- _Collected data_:
......

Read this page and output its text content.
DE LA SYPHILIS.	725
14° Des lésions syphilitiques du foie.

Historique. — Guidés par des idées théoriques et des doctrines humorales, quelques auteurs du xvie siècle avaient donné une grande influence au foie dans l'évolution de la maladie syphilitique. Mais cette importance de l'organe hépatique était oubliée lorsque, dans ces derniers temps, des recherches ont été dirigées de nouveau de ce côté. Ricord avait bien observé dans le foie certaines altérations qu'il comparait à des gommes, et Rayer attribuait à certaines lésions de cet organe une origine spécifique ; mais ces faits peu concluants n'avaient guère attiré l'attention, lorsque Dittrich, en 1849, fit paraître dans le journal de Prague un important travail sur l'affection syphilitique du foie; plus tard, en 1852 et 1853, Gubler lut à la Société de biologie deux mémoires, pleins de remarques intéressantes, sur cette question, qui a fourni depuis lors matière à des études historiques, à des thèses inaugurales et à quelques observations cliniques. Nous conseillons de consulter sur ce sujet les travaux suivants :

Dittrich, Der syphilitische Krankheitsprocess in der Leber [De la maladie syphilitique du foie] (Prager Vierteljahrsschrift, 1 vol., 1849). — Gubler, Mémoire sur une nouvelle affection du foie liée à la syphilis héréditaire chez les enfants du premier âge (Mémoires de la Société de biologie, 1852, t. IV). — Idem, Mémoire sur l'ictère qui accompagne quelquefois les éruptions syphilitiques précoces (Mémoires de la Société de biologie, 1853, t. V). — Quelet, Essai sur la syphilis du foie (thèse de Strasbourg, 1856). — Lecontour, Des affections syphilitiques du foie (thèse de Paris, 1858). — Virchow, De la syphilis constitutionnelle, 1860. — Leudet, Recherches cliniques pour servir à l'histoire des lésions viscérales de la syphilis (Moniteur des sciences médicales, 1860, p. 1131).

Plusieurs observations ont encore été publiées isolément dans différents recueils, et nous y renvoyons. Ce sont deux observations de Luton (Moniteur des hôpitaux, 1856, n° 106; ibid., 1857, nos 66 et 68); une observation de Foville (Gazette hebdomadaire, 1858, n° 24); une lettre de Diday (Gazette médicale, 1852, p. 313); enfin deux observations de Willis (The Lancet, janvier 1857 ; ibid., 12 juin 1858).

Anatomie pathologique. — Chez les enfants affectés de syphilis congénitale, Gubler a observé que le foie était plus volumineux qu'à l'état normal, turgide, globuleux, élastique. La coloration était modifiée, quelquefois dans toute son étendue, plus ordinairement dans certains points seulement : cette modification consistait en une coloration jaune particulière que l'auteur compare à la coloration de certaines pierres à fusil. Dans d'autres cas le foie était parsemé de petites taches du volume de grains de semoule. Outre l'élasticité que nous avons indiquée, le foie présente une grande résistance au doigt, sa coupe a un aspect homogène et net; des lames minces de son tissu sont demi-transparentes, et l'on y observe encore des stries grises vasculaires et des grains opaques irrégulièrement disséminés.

......

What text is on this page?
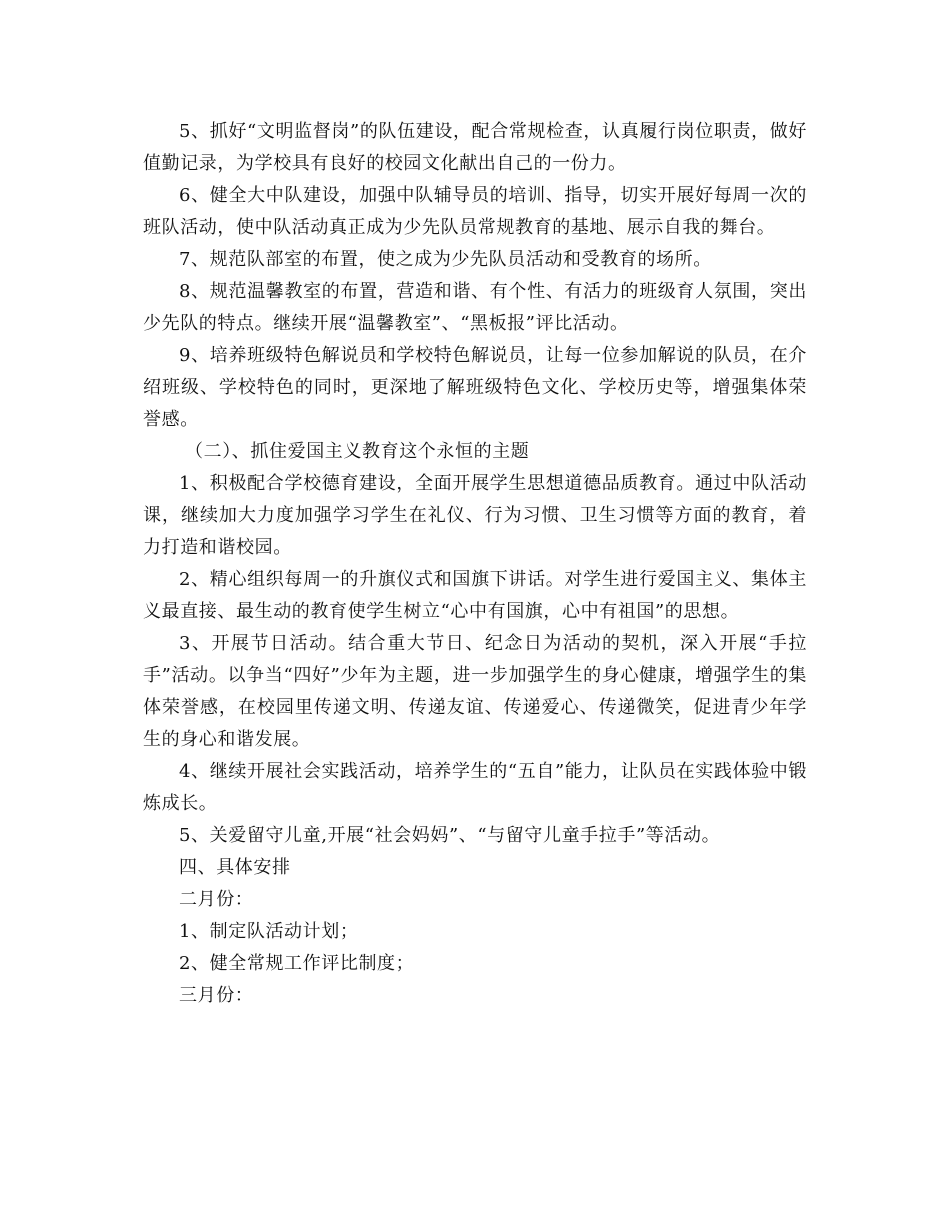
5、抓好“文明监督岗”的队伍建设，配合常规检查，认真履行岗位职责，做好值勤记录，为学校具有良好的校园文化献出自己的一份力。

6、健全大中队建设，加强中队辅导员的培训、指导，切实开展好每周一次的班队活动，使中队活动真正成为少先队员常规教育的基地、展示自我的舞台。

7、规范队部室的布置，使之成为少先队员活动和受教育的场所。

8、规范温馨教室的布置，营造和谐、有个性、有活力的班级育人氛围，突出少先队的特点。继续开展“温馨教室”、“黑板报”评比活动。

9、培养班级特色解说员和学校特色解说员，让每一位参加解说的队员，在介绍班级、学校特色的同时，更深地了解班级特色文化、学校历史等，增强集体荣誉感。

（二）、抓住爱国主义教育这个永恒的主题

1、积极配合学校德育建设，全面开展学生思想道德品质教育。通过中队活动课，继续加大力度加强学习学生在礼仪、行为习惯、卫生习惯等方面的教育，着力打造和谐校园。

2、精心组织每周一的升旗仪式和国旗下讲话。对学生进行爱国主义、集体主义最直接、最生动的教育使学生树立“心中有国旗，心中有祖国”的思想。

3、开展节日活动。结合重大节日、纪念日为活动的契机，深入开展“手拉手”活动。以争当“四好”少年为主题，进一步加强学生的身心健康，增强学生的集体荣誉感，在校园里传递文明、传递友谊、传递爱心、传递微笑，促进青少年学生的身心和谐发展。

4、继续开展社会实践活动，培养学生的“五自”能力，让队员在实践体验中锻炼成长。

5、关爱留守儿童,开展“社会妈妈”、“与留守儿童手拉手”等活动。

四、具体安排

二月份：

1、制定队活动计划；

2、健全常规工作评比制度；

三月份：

......

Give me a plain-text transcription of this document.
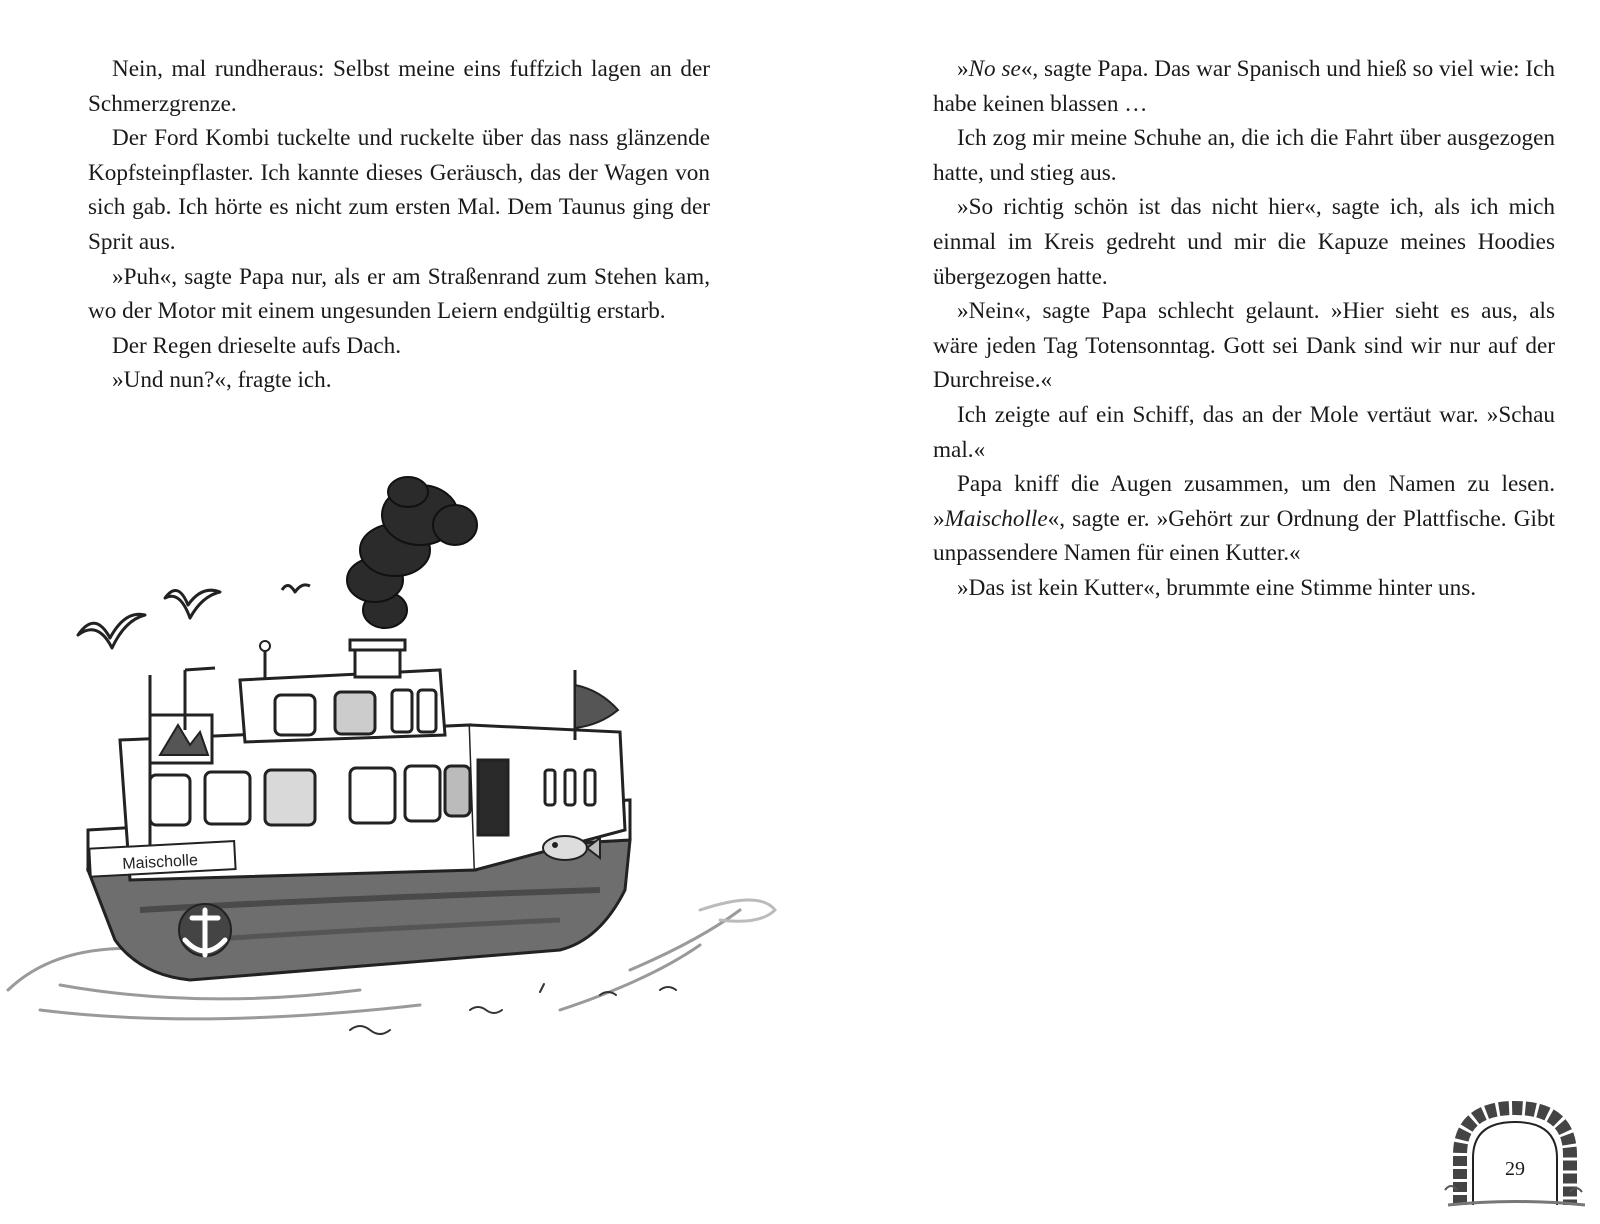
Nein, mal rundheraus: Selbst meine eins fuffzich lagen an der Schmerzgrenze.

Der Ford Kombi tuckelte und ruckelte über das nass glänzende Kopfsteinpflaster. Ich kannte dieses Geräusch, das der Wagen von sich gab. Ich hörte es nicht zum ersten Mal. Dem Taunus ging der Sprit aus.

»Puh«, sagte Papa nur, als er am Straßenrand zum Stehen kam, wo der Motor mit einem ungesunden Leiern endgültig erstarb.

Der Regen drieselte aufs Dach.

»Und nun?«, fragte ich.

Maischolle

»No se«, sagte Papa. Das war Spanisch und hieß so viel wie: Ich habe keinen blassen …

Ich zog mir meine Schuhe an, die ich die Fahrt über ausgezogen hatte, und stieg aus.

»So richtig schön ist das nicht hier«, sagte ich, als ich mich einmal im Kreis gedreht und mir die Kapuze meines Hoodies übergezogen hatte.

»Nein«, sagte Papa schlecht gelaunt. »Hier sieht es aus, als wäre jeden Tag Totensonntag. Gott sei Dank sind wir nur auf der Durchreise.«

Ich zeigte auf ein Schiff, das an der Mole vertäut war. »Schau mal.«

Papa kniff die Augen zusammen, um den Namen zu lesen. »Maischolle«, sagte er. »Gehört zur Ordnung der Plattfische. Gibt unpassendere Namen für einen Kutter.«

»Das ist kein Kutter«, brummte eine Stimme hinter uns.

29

......

State the count of lines above containing the string "cliniques", and add nothing to it.

2